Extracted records
== == ==

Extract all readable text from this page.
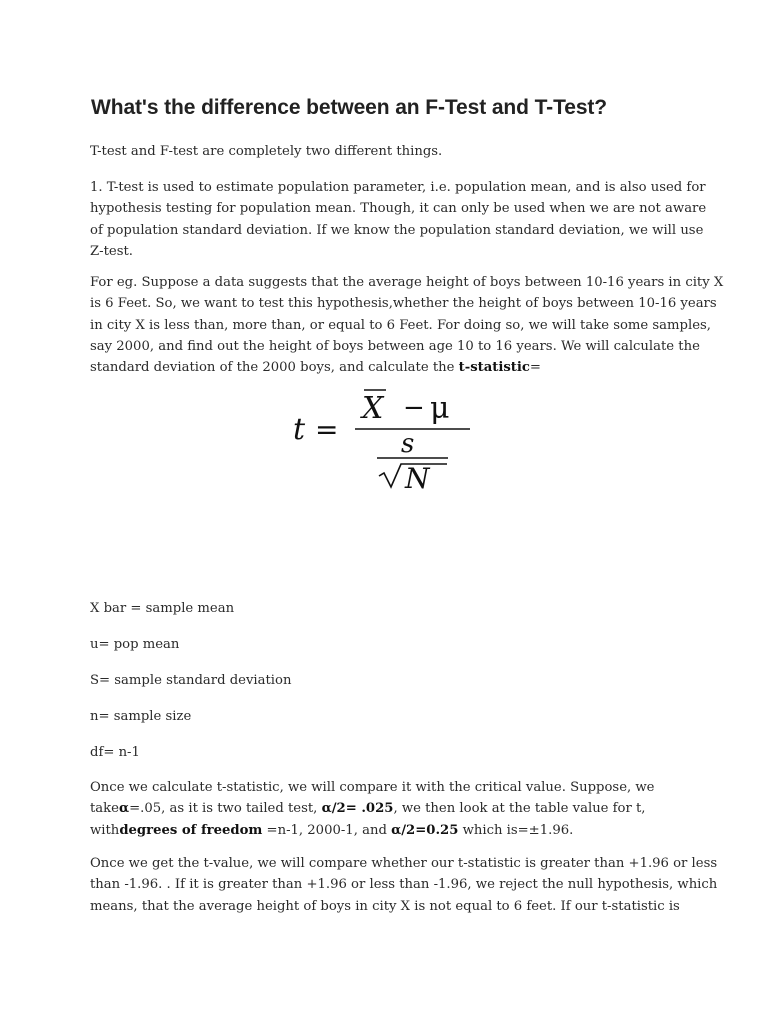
What's the difference between an F-Test and T-Test?

T-test and F-test are completely two different things.

1. T-test is used to estimate population parameter, i.e. population mean, and is also used for
hypothesis testing for population mean. Though, it can only be used when we are not aware
of population standard deviation. If we know the population standard deviation, we will use
Z-test.

For eg. Suppose a data suggests that the average height of boys between 10-16 years in city X
is 6 Feet. So, we want to test this hypothesis,whether the height of boys between 10-16 years
in city X is less than, more than, or equal to 6 Feet. For doing so, we will take some samples,
say 2000, and find out the height of boys between age 10 to 16 years. We will calculate the
standard deviation of the 2000 boys, and calculate the t-statistic=

t =
X − μ
s
N

X bar = sample mean

u= pop mean

S= sample standard deviation

n= sample size

df= n-1

Once we calculate t-statistic, we will compare it with the critical value. Suppose, we
takeα=.05, as it is two tailed test, α/2= .025, we then look at the table value for t,
withdegrees of freedom =n-1, 2000-1, and α/2=0.25 which is=±1.96.

Once we get the t-value, we will compare whether our t-statistic is greater than +1.96 or less
than -1.96. . If it is greater than +1.96 or less than -1.96, we reject the null hypothesis, which
means, that the average height of boys in city X is not equal to 6 feet. If our t-statistic is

== == ==

WHAT YOU NEED TO DO
Restate the whole listing above exactly, please, omitting every image.

THE SOLUTION
Extract all readable text from this page.
What's the difference between an F-Test and T-Test?

T-test and F-test are completely two different things.

1. T-test is used to estimate population parameter, i.e. population mean, and is also used for
hypothesis testing for population mean. Though, it can only be used when we are not aware
of population standard deviation. If we know the population standard deviation, we will use
Z-test.

For eg. Suppose a data suggests that the average height of boys between 10-16 years in city X
is 6 Feet. So, we want to test this hypothesis,whether the height of boys between 10-16 years
in city X is less than, more than, or equal to 6 Feet. For doing so, we will take some samples,
say 2000, and find out the height of boys between age 10 to 16 years. We will calculate the
standard deviation of the 2000 boys, and calculate the t-statistic=

t =
X − μ
s
N

X bar = sample mean

u= pop mean

S= sample standard deviation

n= sample size

df= n-1

Once we calculate t-statistic, we will compare it with the critical value. Suppose, we
takeα=.05, as it is two tailed test, α/2= .025, we then look at the table value for t,
withdegrees of freedom =n-1, 2000-1, and α/2=0.25 which is=±1.96.

Once we get the t-value, we will compare whether our t-statistic is greater than +1.96 or less
than -1.96. . If it is greater than +1.96 or less than -1.96, we reject the null hypothesis, which
means, that the average height of boys in city X is not equal to 6 feet. If our t-statistic is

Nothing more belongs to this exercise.